» Set task: Scan the material that follows. Copy every line containing the word "name".

» Records for processing:

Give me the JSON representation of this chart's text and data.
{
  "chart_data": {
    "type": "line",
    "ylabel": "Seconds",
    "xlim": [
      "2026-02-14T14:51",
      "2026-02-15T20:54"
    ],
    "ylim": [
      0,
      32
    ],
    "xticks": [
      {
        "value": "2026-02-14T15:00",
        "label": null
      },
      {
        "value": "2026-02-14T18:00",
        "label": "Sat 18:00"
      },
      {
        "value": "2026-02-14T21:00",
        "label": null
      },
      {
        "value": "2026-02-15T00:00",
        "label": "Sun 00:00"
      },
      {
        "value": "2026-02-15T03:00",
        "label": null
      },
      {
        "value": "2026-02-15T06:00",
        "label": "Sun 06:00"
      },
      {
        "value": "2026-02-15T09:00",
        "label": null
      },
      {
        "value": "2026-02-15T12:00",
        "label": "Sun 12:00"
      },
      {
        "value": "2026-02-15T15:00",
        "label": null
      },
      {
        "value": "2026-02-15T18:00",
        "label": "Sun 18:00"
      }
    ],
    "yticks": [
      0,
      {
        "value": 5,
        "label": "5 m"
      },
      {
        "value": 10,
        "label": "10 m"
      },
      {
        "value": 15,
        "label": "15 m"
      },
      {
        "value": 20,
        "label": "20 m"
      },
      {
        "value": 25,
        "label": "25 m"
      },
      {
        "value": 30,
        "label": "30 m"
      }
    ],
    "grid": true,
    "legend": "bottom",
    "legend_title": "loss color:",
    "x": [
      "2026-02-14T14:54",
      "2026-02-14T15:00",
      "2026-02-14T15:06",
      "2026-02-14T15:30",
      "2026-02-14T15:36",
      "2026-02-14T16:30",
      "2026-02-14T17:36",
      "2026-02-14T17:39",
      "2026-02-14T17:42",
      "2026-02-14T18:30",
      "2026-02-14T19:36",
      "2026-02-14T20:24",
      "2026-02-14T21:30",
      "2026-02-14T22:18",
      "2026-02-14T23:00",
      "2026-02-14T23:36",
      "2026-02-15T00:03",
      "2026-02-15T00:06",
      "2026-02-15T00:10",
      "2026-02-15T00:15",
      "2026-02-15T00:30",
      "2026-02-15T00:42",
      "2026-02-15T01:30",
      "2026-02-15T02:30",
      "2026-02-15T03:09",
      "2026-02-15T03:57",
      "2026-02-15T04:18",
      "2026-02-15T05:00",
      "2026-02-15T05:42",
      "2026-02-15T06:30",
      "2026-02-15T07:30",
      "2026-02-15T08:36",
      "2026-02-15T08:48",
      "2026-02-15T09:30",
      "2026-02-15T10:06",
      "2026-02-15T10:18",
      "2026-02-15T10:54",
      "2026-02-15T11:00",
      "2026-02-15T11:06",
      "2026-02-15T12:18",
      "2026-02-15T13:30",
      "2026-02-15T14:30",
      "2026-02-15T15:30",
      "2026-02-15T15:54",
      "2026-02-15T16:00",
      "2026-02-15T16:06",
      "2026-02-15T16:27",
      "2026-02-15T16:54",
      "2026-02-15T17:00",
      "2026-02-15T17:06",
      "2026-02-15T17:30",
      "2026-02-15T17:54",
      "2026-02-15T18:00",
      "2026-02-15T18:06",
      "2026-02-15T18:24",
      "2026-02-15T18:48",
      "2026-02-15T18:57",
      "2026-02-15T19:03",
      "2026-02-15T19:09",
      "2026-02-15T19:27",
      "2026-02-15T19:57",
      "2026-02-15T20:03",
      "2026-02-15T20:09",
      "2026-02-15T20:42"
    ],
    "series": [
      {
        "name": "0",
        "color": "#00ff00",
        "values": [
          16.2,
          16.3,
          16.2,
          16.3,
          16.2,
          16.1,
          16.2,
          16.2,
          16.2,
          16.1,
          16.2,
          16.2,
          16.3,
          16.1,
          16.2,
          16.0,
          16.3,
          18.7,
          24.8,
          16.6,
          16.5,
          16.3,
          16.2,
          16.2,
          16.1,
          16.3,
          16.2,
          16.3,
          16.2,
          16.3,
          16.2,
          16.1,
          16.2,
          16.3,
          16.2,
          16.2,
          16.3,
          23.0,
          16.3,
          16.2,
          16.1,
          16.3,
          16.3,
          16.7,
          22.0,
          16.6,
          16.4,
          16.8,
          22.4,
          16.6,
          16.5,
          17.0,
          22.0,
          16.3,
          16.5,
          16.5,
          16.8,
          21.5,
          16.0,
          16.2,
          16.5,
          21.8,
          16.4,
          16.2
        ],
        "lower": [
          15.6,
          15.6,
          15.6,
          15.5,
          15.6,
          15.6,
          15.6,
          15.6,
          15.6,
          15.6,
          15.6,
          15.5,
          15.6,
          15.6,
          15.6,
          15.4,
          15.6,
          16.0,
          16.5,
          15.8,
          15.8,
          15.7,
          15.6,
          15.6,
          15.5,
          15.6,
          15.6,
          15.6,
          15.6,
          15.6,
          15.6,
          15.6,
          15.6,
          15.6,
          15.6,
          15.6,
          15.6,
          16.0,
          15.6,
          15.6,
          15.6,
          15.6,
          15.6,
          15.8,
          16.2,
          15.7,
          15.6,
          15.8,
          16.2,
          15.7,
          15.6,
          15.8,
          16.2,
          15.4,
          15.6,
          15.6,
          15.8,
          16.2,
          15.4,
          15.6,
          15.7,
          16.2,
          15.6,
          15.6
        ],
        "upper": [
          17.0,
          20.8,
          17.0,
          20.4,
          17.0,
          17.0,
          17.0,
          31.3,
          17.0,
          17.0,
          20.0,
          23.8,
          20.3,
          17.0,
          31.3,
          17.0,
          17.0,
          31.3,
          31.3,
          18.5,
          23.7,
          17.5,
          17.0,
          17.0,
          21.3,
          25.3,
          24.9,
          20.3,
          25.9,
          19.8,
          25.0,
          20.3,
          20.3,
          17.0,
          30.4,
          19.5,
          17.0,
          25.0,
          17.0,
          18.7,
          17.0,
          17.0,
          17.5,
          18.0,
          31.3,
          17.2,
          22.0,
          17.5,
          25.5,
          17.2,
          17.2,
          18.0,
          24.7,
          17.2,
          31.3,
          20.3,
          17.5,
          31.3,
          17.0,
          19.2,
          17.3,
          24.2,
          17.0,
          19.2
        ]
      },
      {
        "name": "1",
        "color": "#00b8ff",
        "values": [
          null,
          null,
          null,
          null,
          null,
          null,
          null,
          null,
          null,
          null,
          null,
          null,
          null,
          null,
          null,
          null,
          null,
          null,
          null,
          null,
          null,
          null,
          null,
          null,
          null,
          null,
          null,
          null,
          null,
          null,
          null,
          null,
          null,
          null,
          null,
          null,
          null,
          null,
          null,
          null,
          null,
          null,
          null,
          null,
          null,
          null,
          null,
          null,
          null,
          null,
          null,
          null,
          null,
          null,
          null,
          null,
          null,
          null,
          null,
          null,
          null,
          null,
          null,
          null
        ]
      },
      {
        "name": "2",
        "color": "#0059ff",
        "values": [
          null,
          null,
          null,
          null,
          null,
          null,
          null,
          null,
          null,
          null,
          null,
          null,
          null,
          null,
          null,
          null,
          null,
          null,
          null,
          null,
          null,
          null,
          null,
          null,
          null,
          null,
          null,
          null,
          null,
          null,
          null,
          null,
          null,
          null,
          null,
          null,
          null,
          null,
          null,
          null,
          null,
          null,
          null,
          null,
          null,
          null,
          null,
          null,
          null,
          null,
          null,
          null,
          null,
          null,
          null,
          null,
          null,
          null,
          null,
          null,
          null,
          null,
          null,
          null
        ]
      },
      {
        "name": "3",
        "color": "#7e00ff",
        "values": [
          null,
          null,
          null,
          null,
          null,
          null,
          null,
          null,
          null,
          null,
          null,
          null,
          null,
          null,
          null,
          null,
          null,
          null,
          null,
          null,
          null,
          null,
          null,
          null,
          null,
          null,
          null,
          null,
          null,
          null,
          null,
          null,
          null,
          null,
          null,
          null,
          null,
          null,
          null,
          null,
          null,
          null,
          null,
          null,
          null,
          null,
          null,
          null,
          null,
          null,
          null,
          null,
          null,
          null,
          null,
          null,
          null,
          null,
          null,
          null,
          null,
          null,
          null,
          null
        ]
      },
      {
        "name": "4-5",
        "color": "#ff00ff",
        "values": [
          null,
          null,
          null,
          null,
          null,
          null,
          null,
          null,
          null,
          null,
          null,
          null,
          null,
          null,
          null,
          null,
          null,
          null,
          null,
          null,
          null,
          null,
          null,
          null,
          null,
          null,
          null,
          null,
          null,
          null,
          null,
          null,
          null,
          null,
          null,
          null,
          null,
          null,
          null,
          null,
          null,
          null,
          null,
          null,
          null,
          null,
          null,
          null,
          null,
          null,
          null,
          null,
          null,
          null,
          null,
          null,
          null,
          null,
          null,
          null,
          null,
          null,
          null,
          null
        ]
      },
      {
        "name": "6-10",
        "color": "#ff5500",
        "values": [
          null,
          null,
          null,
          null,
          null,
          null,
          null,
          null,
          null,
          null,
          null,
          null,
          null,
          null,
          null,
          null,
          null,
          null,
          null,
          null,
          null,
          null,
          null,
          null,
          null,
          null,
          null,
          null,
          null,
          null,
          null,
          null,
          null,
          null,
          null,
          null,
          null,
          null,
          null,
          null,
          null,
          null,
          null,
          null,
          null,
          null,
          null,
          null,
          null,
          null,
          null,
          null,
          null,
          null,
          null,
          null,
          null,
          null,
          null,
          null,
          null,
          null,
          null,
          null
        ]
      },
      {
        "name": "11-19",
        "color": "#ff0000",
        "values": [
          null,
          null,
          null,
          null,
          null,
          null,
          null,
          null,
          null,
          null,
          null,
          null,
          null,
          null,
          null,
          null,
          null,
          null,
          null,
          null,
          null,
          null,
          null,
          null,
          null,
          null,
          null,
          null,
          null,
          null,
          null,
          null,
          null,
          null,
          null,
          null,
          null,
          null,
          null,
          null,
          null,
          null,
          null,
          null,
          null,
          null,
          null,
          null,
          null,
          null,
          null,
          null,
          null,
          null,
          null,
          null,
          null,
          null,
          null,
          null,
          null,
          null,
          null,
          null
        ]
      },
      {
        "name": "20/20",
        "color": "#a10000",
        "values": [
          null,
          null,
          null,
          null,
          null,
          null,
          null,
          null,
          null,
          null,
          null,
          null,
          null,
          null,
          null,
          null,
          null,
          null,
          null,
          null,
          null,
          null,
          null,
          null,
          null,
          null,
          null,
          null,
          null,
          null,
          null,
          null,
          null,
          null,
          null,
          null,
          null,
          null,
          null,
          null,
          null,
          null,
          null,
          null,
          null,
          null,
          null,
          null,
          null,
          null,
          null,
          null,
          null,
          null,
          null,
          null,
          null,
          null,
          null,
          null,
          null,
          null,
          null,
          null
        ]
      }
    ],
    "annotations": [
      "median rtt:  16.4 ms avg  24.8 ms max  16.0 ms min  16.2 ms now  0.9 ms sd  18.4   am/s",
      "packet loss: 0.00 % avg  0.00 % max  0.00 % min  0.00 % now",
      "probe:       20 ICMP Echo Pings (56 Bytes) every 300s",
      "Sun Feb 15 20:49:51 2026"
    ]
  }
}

» Output of the exercise:
        "name": "0",
        "name": "1",
        "name": "2",
        "name": "3",
        "name": "4-5",
        "name": "6-10",
        "name": "11-19",
        "name": "20/20",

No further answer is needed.